%%

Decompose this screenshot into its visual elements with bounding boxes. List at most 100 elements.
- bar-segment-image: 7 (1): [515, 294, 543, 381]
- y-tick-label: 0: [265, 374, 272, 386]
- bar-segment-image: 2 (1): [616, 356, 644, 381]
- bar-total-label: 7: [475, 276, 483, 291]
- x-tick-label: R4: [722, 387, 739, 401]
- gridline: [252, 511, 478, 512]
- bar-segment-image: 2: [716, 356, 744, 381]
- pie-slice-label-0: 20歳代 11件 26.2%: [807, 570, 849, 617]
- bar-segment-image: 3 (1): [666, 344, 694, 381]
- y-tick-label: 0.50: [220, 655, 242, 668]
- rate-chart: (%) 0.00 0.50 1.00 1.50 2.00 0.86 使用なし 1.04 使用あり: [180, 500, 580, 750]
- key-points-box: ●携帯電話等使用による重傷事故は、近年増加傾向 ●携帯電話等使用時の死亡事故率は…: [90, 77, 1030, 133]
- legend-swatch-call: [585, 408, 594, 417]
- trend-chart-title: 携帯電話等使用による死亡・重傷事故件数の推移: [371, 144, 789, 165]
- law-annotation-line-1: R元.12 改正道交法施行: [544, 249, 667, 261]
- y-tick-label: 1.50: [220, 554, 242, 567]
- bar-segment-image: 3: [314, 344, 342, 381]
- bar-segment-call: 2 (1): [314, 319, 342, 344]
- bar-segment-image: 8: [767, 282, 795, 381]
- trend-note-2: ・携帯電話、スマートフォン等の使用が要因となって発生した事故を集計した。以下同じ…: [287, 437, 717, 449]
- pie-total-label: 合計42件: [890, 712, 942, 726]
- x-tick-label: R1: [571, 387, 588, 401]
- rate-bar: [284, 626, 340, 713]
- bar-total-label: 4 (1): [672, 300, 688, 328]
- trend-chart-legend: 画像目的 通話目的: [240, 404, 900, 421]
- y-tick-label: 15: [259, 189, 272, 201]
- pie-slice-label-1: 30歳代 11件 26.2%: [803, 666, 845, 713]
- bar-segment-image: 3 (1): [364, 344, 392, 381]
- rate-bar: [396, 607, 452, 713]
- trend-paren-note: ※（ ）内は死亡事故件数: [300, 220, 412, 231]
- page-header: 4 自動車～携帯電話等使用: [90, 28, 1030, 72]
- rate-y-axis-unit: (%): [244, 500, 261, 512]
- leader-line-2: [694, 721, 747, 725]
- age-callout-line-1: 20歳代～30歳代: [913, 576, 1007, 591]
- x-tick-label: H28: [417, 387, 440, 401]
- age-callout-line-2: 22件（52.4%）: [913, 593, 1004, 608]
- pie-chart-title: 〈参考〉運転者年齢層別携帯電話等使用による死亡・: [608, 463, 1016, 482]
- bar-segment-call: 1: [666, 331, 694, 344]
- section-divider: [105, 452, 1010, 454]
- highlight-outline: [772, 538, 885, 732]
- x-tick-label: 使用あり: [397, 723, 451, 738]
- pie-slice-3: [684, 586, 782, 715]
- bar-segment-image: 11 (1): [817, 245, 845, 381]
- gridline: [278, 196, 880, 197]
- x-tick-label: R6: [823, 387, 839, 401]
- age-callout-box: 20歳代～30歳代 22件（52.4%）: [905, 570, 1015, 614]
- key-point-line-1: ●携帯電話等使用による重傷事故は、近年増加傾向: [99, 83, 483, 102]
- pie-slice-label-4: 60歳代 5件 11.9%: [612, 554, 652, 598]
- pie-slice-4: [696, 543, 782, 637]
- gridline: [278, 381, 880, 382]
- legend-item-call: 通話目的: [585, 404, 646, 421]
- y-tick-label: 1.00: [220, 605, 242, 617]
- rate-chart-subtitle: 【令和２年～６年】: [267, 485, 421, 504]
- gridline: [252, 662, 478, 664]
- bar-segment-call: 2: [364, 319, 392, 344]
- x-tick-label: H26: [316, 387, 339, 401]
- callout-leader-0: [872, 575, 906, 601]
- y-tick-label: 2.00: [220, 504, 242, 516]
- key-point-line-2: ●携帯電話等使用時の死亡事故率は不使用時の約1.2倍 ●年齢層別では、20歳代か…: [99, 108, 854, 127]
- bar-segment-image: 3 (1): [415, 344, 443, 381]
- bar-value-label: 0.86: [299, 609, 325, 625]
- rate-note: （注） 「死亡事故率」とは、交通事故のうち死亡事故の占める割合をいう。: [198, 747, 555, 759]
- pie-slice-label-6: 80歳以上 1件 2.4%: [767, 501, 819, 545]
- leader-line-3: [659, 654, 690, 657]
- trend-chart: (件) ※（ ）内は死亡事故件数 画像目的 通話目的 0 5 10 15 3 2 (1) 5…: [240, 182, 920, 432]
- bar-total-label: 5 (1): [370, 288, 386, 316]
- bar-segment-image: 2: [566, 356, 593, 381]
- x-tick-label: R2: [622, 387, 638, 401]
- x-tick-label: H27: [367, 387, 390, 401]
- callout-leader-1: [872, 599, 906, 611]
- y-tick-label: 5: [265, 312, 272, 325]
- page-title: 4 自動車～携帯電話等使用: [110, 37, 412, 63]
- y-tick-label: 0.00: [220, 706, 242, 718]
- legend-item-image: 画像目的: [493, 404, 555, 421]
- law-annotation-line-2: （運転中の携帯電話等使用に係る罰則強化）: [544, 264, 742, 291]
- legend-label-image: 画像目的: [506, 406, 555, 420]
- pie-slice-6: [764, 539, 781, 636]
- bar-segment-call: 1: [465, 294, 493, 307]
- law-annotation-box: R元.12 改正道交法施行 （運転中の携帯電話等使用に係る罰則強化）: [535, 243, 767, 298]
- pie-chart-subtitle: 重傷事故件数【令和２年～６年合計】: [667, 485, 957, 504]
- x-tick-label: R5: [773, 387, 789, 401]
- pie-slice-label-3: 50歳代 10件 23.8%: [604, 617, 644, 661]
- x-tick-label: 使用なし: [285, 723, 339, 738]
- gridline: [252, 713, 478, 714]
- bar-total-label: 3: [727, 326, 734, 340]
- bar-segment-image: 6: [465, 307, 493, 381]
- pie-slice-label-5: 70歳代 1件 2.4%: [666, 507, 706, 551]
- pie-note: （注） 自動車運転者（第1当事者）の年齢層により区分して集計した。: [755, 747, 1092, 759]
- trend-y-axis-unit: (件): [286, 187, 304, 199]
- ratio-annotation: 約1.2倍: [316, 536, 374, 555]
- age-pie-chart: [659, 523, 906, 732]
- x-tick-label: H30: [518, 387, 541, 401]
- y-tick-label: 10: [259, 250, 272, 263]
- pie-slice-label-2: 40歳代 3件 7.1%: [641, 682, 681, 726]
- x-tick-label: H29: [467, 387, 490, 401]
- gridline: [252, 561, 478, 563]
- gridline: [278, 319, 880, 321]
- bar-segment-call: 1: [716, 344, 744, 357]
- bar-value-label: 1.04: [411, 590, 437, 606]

%%

Please reproduce every one of the entries above without changing a single character.

Decompose this screenshot into its visual elements with bounding boxes. List at most 100 elements.
- bar-segment-image: 7 (1): [515, 294, 543, 381]
- y-tick-label: 0: [265, 374, 272, 386]
- bar-segment-image: 2 (1): [616, 356, 644, 381]
- bar-total-label: 7: [475, 276, 483, 291]
- x-tick-label: R4: [722, 387, 739, 401]
- gridline: [252, 511, 478, 512]
- bar-segment-image: 2: [716, 356, 744, 381]
- pie-slice-label-0: 20歳代 11件 26.2%: [807, 570, 849, 617]
- bar-segment-image: 3 (1): [666, 344, 694, 381]
- y-tick-label: 0.50: [220, 655, 242, 668]
- rate-chart: (%) 0.00 0.50 1.00 1.50 2.00 0.86 使用なし 1.04 使用あり: [180, 500, 580, 750]
- key-points-box: ●携帯電話等使用による重傷事故は、近年増加傾向 ●携帯電話等使用時の死亡事故率は…: [90, 77, 1030, 133]
- legend-swatch-call: [585, 408, 594, 417]
- trend-chart-title: 携帯電話等使用による死亡・重傷事故件数の推移: [371, 144, 789, 165]
- law-annotation-line-1: R元.12 改正道交法施行: [544, 249, 667, 261]
- y-tick-label: 1.50: [220, 554, 242, 567]
- bar-segment-image: 3: [314, 344, 342, 381]
- bar-segment-call: 2 (1): [314, 319, 342, 344]
- bar-segment-image: 8: [767, 282, 795, 381]
- trend-note-2: ・携帯電話、スマートフォン等の使用が要因となって発生した事故を集計した。以下同じ…: [287, 437, 717, 449]
- pie-total-label: 合計42件: [890, 712, 942, 726]
- x-tick-label: R1: [571, 387, 588, 401]
- rate-bar: [284, 626, 340, 713]
- bar-total-label: 4 (1): [672, 300, 688, 328]
- trend-chart-legend: 画像目的 通話目的: [240, 404, 900, 421]
- y-tick-label: 15: [259, 189, 272, 201]
- pie-slice-label-1: 30歳代 11件 26.2%: [803, 666, 845, 713]
- bar-segment-image: 3 (1): [364, 344, 392, 381]
- rate-bar: [396, 607, 452, 713]
- trend-paren-note: ※（ ）内は死亡事故件数: [300, 220, 412, 231]
- page-header: 4 自動車～携帯電話等使用: [90, 28, 1030, 72]
- rate-y-axis-unit: (%): [244, 500, 261, 512]
- leader-line-2: [694, 721, 747, 725]
- age-callout-line-1: 20歳代～30歳代: [913, 576, 1007, 591]
- x-tick-label: H28: [417, 387, 440, 401]
- age-callout-line-2: 22件（52.4%）: [913, 593, 1004, 608]
- pie-chart-title: 〈参考〉運転者年齢層別携帯電話等使用による死亡・: [608, 463, 1016, 482]
- bar-segment-call: 1: [666, 331, 694, 344]
- section-divider: [105, 452, 1010, 454]
- highlight-outline: [772, 538, 885, 732]
- x-tick-label: 使用あり: [397, 723, 451, 738]
- pie-slice-3: [684, 586, 782, 715]
- bar-segment-image: 11 (1): [817, 245, 845, 381]
- gridline: [278, 196, 880, 197]
- x-tick-label: R6: [823, 387, 839, 401]
- age-callout-box: 20歳代～30歳代 22件（52.4%）: [905, 570, 1015, 614]
- key-point-line-1: ●携帯電話等使用による重傷事故は、近年増加傾向: [99, 83, 483, 102]
- pie-slice-label-4: 60歳代 5件 11.9%: [612, 554, 652, 598]
- pie-slice-4: [696, 543, 782, 637]
- gridline: [278, 381, 880, 382]
- legend-item-call: 通話目的: [585, 404, 646, 421]
- y-tick-label: 1.00: [220, 605, 242, 617]
- rate-chart-subtitle: 【令和２年～６年】: [267, 485, 421, 504]
- gridline: [252, 662, 478, 664]
- bar-segment-call: 2: [364, 319, 392, 344]
- x-tick-label: H26: [316, 387, 339, 401]
- callout-leader-0: [872, 575, 906, 601]
- y-tick-label: 2.00: [220, 504, 242, 516]
- key-point-line-2: ●携帯電話等使用時の死亡事故率は不使用時の約1.2倍 ●年齢層別では、20歳代か…: [99, 108, 854, 127]
- bar-segment-image: 3 (1): [415, 344, 443, 381]
- bar-value-label: 0.86: [299, 609, 325, 625]
- rate-note: （注） 「死亡事故率」とは、交通事故のうち死亡事故の占める割合をいう。: [198, 747, 555, 759]
- pie-slice-label-6: 80歳以上 1件 2.4%: [767, 501, 819, 545]
- leader-line-3: [659, 654, 690, 657]
- trend-chart: (件) ※（ ）内は死亡事故件数 画像目的 通話目的 0 5 10 15 3 2 (1) 5…: [240, 182, 920, 432]
- bar-total-label: 5 (1): [370, 288, 386, 316]
- bar-segment-image: 2: [566, 356, 593, 381]
- x-tick-label: R2: [622, 387, 638, 401]
- x-tick-label: H27: [367, 387, 390, 401]
- callout-leader-1: [872, 599, 906, 611]
- y-tick-label: 5: [265, 312, 272, 325]
- page-title: 4 自動車～携帯電話等使用: [110, 37, 412, 63]
- y-tick-label: 0.00: [220, 706, 242, 718]
- legend-item-image: 画像目的: [493, 404, 555, 421]
- law-annotation-line-2: （運転中の携帯電話等使用に係る罰則強化）: [544, 264, 742, 291]
- legend-label-image: 画像目的: [506, 406, 555, 420]
- pie-slice-6: [764, 539, 781, 636]
- bar-segment-call: 1: [465, 294, 493, 307]
- law-annotation-box: R元.12 改正道交法施行 （運転中の携帯電話等使用に係る罰則強化）: [535, 243, 767, 298]
- pie-chart-subtitle: 重傷事故件数【令和２年～６年合計】: [667, 485, 957, 504]
- x-tick-label: R5: [773, 387, 789, 401]
- pie-slice-label-3: 50歳代 10件 23.8%: [604, 617, 644, 661]
- x-tick-label: 使用なし: [285, 723, 339, 738]
- gridline: [252, 713, 478, 714]
- bar-total-label: 3: [727, 326, 734, 340]
- bar-segment-image: 6: [465, 307, 493, 381]
- pie-slice-label-5: 70歳代 1件 2.4%: [666, 507, 706, 551]
- pie-note: （注） 自動車運転者（第1当事者）の年齢層により区分して集計した。: [755, 747, 1092, 759]
- trend-y-axis-unit: (件): [286, 187, 304, 199]
- ratio-annotation: 約1.2倍: [316, 536, 374, 555]
- age-pie-chart: [659, 523, 906, 732]
- x-tick-label: H30: [518, 387, 541, 401]
- y-tick-label: 10: [259, 250, 272, 263]
- pie-slice-label-2: 40歳代 3件 7.1%: [641, 682, 681, 726]
- x-tick-label: H29: [467, 387, 490, 401]
- gridline: [252, 561, 478, 563]
- gridline: [278, 319, 880, 321]
- bar-segment-call: 1: [716, 344, 744, 357]
- bar-value-label: 1.04: [411, 590, 437, 606]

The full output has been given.